Saved entries

· · ·

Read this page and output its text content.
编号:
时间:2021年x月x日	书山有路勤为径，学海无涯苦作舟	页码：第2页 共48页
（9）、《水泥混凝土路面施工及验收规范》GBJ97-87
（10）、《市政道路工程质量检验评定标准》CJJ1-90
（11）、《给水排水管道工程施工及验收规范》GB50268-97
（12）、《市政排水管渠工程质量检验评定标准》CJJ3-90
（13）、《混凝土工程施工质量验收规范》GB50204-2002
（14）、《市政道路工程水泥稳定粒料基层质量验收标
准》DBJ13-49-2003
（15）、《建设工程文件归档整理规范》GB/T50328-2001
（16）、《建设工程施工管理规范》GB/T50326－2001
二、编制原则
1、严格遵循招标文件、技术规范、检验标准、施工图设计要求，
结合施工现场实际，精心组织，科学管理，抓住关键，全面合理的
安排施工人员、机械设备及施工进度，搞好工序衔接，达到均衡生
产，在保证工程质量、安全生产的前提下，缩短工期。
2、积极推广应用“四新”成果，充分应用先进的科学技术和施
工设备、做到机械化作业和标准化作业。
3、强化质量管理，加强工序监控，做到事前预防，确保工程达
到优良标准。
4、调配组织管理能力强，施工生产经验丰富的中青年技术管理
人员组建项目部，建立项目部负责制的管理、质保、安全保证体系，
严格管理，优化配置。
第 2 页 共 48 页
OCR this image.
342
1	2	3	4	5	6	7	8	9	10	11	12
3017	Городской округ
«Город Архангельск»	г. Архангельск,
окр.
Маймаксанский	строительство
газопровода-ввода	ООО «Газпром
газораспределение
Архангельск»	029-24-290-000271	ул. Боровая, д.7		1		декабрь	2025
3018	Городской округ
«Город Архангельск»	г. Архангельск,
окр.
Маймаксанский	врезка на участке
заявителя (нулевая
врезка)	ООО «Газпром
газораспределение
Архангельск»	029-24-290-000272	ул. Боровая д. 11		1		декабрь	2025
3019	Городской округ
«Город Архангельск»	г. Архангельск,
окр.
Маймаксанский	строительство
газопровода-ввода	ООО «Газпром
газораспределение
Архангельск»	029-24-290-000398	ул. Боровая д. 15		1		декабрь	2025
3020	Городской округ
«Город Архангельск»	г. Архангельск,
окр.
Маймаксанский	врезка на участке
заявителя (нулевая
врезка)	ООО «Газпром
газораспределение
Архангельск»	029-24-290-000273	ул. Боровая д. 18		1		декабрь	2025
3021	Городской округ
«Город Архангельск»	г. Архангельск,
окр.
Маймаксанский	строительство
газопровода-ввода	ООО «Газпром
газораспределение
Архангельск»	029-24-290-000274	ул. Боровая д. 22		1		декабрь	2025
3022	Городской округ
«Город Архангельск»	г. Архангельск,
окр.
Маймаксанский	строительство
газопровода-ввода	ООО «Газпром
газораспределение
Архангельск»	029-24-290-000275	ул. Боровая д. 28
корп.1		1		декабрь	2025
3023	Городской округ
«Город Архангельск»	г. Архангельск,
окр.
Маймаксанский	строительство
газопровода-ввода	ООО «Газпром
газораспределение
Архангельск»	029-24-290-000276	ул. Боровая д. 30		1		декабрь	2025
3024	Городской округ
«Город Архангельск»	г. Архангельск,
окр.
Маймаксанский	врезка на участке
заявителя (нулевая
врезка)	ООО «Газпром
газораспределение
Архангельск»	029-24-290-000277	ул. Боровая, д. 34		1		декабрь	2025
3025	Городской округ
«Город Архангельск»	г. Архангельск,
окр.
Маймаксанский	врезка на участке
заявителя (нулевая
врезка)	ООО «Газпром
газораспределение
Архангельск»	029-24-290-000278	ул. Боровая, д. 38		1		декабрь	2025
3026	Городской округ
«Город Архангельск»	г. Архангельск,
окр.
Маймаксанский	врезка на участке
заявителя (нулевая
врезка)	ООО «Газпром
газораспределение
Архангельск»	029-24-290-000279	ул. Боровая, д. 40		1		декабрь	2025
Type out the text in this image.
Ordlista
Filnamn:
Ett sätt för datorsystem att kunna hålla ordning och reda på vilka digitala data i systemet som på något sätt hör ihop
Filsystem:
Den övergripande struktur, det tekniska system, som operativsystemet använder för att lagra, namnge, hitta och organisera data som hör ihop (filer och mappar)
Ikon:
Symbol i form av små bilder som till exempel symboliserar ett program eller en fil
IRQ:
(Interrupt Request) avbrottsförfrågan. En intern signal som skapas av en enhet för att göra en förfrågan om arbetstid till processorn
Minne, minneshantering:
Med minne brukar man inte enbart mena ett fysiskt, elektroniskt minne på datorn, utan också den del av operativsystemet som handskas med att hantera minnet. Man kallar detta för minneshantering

· · ·

> **INSTRUCTIONS TO FOLLOW**
For the listing above, identify each line bearing "till".

> **SOLUTION FOR THIS EXERCISE**
Symbol i form av små bilder som till exempel symboliserar ett program eller en fil
(Interrupt Request) avbrottsförfrågan. En intern signal som skapas av en enhet för att göra en förfrågan om arbetstid till processorn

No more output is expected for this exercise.